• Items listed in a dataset
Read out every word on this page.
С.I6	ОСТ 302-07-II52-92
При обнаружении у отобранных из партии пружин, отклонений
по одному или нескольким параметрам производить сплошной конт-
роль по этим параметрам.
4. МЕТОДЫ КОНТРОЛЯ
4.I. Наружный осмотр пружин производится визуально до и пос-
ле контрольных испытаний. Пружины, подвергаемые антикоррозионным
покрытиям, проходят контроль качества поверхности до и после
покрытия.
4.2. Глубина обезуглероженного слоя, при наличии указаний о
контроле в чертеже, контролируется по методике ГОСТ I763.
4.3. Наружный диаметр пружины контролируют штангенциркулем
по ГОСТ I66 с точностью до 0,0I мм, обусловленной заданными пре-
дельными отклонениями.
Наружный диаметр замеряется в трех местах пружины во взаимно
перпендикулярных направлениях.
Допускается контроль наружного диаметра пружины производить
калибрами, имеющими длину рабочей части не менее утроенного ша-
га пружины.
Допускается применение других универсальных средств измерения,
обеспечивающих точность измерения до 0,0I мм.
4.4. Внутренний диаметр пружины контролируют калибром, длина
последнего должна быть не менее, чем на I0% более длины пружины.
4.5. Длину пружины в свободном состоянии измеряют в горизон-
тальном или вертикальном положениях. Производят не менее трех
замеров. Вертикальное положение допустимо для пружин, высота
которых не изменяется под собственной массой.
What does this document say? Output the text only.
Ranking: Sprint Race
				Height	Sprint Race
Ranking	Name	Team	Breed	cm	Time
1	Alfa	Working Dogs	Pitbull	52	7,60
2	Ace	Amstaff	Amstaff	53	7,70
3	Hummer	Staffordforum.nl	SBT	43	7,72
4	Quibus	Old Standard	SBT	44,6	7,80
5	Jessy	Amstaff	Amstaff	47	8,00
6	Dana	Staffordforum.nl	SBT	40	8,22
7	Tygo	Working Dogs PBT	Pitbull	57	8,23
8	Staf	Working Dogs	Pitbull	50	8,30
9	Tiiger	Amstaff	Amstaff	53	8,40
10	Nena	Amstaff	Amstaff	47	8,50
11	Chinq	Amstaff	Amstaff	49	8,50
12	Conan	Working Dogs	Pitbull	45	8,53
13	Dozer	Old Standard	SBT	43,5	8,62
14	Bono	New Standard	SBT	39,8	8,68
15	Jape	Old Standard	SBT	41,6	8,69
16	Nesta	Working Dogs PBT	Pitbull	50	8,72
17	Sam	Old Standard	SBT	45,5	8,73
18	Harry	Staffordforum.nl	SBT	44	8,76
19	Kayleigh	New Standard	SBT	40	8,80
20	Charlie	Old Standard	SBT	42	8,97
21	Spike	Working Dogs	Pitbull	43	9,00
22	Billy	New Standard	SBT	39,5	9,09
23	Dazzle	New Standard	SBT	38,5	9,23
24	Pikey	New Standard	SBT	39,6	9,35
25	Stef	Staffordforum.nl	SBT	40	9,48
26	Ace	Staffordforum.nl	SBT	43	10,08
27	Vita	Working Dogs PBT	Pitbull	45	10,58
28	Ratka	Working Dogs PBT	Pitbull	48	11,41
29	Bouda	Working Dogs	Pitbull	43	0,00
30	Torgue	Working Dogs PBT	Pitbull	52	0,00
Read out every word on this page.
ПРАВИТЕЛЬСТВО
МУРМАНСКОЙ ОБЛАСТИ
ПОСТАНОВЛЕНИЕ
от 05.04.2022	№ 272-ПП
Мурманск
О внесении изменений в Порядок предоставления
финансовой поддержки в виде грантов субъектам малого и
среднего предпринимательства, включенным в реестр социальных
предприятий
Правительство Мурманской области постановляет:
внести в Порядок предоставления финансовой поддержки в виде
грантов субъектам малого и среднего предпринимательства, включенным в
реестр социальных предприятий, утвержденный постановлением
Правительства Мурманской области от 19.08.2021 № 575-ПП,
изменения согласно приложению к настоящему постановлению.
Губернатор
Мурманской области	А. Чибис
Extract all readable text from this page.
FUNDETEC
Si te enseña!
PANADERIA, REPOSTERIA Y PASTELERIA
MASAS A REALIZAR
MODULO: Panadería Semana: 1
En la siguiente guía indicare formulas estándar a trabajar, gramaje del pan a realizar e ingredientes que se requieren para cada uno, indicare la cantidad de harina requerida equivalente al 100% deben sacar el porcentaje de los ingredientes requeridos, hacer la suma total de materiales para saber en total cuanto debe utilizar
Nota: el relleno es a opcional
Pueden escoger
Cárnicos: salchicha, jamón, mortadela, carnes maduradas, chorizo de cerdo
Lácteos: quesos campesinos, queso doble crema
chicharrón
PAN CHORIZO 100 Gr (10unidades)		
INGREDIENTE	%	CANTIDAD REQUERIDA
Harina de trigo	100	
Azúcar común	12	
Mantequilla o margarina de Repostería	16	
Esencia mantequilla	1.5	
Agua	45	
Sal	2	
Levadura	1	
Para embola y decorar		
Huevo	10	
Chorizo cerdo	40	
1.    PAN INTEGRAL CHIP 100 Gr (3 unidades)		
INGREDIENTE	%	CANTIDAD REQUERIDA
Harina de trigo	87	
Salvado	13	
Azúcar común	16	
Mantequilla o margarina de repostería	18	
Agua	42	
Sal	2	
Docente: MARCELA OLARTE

• The request
Quote all the records. Keep every word exact.

• Solution for this task
Read out every word on this page.
С.I6	ОСТ 302-07-II52-92
При обнаружении у отобранных из партии пружин, отклонений
по одному или нескольким параметрам производить сплошной конт-
роль по этим параметрам.
4. МЕТОДЫ КОНТРОЛЯ
4.I. Наружный осмотр пружин производится визуально до и пос-
ле контрольных испытаний. Пружины, подвергаемые антикоррозионным
покрытиям, проходят контроль качества поверхности до и после
покрытия.
4.2. Глубина обезуглероженного слоя, при наличии указаний о
контроле в чертеже, контролируется по методике ГОСТ I763.
4.3. Наружный диаметр пружины контролируют штангенциркулем
по ГОСТ I66 с точностью до 0,0I мм, обусловленной заданными пре-
дельными отклонениями.
Наружный диаметр замеряется в трех местах пружины во взаимно
перпендикулярных направлениях.
Допускается контроль наружного диаметра пружины производить
калибрами, имеющими длину рабочей части не менее утроенного ша-
га пружины.
Допускается применение других универсальных средств измерения,
обеспечивающих точность измерения до 0,0I мм.
4.4. Внутренний диаметр пружины контролируют калибром, длина
последнего должна быть не менее, чем на I0% более длины пружины.
4.5. Длину пружины в свободном состоянии измеряют в горизон-
тальном или вертикальном положениях. Производят не менее трех
замеров. Вертикальное положение допустимо для пружин, высота
которых не изменяется под собственной массой.
What does this document say? Output the text only.
Ranking: Sprint Race
				Height	Sprint Race
Ranking	Name	Team	Breed	cm	Time
1	Alfa	Working Dogs	Pitbull	52	7,60
2	Ace	Amstaff	Amstaff	53	7,70
3	Hummer	Staffordforum.nl	SBT	43	7,72
4	Quibus	Old Standard	SBT	44,6	7,80
5	Jessy	Amstaff	Amstaff	47	8,00
6	Dana	Staffordforum.nl	SBT	40	8,22
7	Tygo	Working Dogs PBT	Pitbull	57	8,23
8	Staf	Working Dogs	Pitbull	50	8,30
9	Tiiger	Amstaff	Amstaff	53	8,40
10	Nena	Amstaff	Amstaff	47	8,50
11	Chinq	Amstaff	Amstaff	49	8,50
12	Conan	Working Dogs	Pitbull	45	8,53
13	Dozer	Old Standard	SBT	43,5	8,62
14	Bono	New Standard	SBT	39,8	8,68
15	Jape	Old Standard	SBT	41,6	8,69
16	Nesta	Working Dogs PBT	Pitbull	50	8,72
17	Sam	Old Standard	SBT	45,5	8,73
18	Harry	Staffordforum.nl	SBT	44	8,76
19	Kayleigh	New Standard	SBT	40	8,80
20	Charlie	Old Standard	SBT	42	8,97
21	Spike	Working Dogs	Pitbull	43	9,00
22	Billy	New Standard	SBT	39,5	9,09
23	Dazzle	New Standard	SBT	38,5	9,23
24	Pikey	New Standard	SBT	39,6	9,35
25	Stef	Staffordforum.nl	SBT	40	9,48
26	Ace	Staffordforum.nl	SBT	43	10,08
27	Vita	Working Dogs PBT	Pitbull	45	10,58
28	Ratka	Working Dogs PBT	Pitbull	48	11,41
29	Bouda	Working Dogs	Pitbull	43	0,00
30	Torgue	Working Dogs PBT	Pitbull	52	0,00
Read out every word on this page.
ПРАВИТЕЛЬСТВО
МУРМАНСКОЙ ОБЛАСТИ
ПОСТАНОВЛЕНИЕ
от 05.04.2022	№ 272-ПП
Мурманск
О внесении изменений в Порядок предоставления
финансовой поддержки в виде грантов субъектам малого и
среднего предпринимательства, включенным в реестр социальных
предприятий
Правительство Мурманской области постановляет:
внести в Порядок предоставления финансовой поддержки в виде
грантов субъектам малого и среднего предпринимательства, включенным в
реестр социальных предприятий, утвержденный постановлением
Правительства Мурманской области от 19.08.2021 № 575-ПП,
изменения согласно приложению к настоящему постановлению.
Губернатор
Мурманской области	А. Чибис
Extract all readable text from this page.
FUNDETEC
Si te enseña!
PANADERIA, REPOSTERIA Y PASTELERIA
MASAS A REALIZAR
MODULO: Panadería Semana: 1
En la siguiente guía indicare formulas estándar a trabajar, gramaje del pan a realizar e ingredientes que se requieren para cada uno, indicare la cantidad de harina requerida equivalente al 100% deben sacar el porcentaje de los ingredientes requeridos, hacer la suma total de materiales para saber en total cuanto debe utilizar
Nota: el relleno es a opcional
Pueden escoger
Cárnicos: salchicha, jamón, mortadela, carnes maduradas, chorizo de cerdo
Lácteos: quesos campesinos, queso doble crema
chicharrón
PAN CHORIZO 100 Gr (10unidades)		
INGREDIENTE	%	CANTIDAD REQUERIDA
Harina de trigo	100	
Azúcar común	12	
Mantequilla o margarina de Repostería	16	
Esencia mantequilla	1.5	
Agua	45	
Sal	2	
Levadura	1	
Para embola y decorar		
Huevo	10	
Chorizo cerdo	40	
1.    PAN INTEGRAL CHIP 100 Gr (3 unidades)		
INGREDIENTE	%	CANTIDAD REQUERIDA
Harina de trigo	87	
Salvado	13	
Azúcar común	16	
Mantequilla o margarina de repostería	18	
Agua	42	
Sal	2	
Docente: MARCELA OLARTE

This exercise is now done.